[Start INFORMATION PROVIDED]

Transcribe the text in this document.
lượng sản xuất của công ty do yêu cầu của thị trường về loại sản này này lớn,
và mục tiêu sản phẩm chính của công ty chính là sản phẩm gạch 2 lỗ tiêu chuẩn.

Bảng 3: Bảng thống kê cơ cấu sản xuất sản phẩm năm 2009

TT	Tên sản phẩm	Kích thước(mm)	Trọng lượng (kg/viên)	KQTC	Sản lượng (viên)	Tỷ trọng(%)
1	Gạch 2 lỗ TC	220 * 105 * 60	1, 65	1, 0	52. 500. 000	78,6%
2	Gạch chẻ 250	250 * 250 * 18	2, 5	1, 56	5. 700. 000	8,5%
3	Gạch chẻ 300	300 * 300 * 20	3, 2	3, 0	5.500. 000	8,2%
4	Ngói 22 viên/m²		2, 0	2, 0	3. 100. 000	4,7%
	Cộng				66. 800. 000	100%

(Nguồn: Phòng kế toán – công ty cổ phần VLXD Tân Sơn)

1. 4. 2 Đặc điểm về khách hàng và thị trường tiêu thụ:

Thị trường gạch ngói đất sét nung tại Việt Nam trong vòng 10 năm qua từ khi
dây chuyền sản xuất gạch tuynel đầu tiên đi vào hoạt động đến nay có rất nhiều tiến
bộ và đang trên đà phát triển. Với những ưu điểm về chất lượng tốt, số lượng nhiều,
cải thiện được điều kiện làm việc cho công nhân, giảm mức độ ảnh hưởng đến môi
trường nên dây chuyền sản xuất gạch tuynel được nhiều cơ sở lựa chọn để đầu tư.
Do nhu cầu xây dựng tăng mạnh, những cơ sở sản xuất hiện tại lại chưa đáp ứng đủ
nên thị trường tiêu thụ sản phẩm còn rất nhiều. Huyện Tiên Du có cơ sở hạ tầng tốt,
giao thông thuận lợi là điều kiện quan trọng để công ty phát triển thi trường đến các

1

[End INFORMATION PROVIDED]

WHAT IS ASKED:
Make an exact copy of the records.

SOLUTION TO THE EXERCISE:
Transcribe the text in this document.
lượng sản xuất của công ty do yêu cầu của thị trường về loại sản này này lớn,
và mục tiêu sản phẩm chính của công ty chính là sản phẩm gạch 2 lỗ tiêu chuẩn.

Bảng 3: Bảng thống kê cơ cấu sản xuất sản phẩm năm 2009

TT	Tên sản phẩm	Kích thước(mm)	Trọng lượng (kg/viên)	KQTC	Sản lượng (viên)	Tỷ trọng(%)
1	Gạch 2 lỗ TC	220 * 105 * 60	1, 65	1, 0	52. 500. 000	78,6%
2	Gạch chẻ 250	250 * 250 * 18	2, 5	1, 56	5. 700. 000	8,5%
3	Gạch chẻ 300	300 * 300 * 20	3, 2	3, 0	5.500. 000	8,2%
4	Ngói 22 viên/m²		2, 0	2, 0	3. 100. 000	4,7%
	Cộng				66. 800. 000	100%

(Nguồn: Phòng kế toán – công ty cổ phần VLXD Tân Sơn)

1. 4. 2 Đặc điểm về khách hàng và thị trường tiêu thụ:

Thị trường gạch ngói đất sét nung tại Việt Nam trong vòng 10 năm qua từ khi
dây chuyền sản xuất gạch tuynel đầu tiên đi vào hoạt động đến nay có rất nhiều tiến
bộ và đang trên đà phát triển. Với những ưu điểm về chất lượng tốt, số lượng nhiều,
cải thiện được điều kiện làm việc cho công nhân, giảm mức độ ảnh hưởng đến môi
trường nên dây chuyền sản xuất gạch tuynel được nhiều cơ sở lựa chọn để đầu tư.
Do nhu cầu xây dựng tăng mạnh, những cơ sở sản xuất hiện tại lại chưa đáp ứng đủ
nên thị trường tiêu thụ sản phẩm còn rất nhiều. Huyện Tiên Du có cơ sở hạ tầng tốt,
giao thông thuận lợi là điều kiện quan trọng để công ty phát triển thi trường đến các

1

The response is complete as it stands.